> [TASK REQUIREMENTS]: Sort through the entries below and pull out lines containing the word "your".

* begin RAW DATA *

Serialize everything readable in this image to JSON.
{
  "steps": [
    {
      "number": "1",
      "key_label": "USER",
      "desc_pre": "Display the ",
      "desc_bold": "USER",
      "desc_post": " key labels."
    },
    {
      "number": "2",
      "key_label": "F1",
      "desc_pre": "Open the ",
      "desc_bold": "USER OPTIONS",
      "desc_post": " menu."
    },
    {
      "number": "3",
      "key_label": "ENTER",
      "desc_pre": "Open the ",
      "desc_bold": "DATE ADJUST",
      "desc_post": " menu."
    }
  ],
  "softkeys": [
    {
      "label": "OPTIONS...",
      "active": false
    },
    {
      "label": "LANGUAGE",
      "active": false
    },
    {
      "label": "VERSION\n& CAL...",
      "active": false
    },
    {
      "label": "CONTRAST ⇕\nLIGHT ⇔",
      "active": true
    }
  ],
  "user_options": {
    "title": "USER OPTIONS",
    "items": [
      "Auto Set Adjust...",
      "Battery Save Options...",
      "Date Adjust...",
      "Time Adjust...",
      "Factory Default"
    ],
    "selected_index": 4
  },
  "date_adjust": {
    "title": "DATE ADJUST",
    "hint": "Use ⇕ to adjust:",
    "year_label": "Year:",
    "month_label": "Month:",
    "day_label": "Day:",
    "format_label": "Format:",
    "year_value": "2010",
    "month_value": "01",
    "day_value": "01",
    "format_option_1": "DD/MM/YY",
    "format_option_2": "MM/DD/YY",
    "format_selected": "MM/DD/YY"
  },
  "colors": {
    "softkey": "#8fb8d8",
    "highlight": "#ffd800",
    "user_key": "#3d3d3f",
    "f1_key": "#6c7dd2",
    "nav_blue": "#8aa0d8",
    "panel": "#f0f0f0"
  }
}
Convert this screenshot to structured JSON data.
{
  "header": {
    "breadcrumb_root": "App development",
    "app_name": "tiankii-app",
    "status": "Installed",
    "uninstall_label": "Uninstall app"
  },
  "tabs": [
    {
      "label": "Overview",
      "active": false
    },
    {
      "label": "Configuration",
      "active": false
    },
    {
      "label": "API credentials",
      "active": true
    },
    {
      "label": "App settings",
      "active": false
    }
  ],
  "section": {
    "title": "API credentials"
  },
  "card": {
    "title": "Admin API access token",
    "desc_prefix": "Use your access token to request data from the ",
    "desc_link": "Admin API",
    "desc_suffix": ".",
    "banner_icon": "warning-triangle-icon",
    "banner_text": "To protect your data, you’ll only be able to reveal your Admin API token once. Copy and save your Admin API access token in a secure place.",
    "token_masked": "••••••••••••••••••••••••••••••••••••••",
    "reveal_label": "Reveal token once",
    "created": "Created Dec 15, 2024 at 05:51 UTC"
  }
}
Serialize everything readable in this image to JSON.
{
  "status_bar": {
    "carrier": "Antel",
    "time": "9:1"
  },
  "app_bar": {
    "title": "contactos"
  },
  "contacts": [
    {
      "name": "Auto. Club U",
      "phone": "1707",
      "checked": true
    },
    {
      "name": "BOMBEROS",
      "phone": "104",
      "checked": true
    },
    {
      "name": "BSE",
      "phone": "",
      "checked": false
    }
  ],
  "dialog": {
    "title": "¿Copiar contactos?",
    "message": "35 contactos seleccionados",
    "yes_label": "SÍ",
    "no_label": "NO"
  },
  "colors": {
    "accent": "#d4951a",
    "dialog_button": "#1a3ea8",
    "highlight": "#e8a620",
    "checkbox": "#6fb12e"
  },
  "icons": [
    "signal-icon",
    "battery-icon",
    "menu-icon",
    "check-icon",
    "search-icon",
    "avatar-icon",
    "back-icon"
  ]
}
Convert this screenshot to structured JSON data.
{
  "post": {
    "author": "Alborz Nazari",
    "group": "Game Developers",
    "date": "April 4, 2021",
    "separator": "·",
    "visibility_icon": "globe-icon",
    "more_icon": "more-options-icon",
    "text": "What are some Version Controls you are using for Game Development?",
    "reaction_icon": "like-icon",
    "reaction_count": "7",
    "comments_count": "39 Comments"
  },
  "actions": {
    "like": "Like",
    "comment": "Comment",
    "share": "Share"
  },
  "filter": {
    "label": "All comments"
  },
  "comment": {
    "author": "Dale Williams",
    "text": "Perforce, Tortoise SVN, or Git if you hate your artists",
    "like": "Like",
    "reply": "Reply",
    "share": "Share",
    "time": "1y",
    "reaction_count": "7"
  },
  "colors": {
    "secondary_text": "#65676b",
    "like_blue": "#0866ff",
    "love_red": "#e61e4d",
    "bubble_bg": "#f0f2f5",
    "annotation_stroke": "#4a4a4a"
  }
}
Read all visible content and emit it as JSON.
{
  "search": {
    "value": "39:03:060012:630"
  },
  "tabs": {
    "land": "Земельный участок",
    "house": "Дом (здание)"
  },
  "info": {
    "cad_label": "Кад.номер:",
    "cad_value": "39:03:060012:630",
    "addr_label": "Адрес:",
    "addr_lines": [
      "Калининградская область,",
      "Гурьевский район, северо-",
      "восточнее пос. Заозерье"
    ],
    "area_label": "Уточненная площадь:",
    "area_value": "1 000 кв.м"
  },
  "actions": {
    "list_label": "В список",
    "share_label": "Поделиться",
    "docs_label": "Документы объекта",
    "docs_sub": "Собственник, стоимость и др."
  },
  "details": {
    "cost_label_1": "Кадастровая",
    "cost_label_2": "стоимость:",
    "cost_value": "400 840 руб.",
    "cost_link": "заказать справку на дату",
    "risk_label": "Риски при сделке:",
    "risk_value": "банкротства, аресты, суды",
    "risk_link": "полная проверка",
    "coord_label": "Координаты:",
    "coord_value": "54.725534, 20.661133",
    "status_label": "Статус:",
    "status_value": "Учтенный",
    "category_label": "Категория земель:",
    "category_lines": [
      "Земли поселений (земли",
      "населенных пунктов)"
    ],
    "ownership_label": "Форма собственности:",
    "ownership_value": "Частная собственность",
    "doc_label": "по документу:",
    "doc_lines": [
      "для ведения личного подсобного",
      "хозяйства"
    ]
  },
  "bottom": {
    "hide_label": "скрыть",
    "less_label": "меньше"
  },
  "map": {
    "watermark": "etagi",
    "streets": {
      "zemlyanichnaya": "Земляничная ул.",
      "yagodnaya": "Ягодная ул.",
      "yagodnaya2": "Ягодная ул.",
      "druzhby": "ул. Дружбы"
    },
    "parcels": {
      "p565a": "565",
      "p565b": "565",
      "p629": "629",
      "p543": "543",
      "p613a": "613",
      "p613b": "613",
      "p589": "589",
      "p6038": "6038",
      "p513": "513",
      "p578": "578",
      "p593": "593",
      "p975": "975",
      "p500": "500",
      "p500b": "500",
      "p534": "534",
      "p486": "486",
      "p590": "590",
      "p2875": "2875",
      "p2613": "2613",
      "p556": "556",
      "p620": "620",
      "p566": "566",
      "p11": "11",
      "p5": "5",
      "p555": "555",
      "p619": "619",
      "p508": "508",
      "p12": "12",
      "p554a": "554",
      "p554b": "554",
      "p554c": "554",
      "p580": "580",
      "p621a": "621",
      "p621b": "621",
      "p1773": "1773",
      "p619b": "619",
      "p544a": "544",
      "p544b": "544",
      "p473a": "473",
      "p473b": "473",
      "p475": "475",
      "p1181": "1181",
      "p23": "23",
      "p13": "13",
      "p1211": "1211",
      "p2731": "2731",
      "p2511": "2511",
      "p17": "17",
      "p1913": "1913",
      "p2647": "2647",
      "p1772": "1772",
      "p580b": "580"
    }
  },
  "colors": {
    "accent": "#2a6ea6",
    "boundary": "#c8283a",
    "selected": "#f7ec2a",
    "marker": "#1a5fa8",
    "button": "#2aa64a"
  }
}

* end RAW DATA *

> [COMPLETE OUTPUT]:
    "desc_prefix": "Use your access token to request data from the ",
    "banner_text": "To protect your data, you’ll only be able to reveal your Admin API token once. Copy and save your Admin API access token in a secure place.",
    "text": "Perforce, Tortoise SVN, or Git if you hate your artists",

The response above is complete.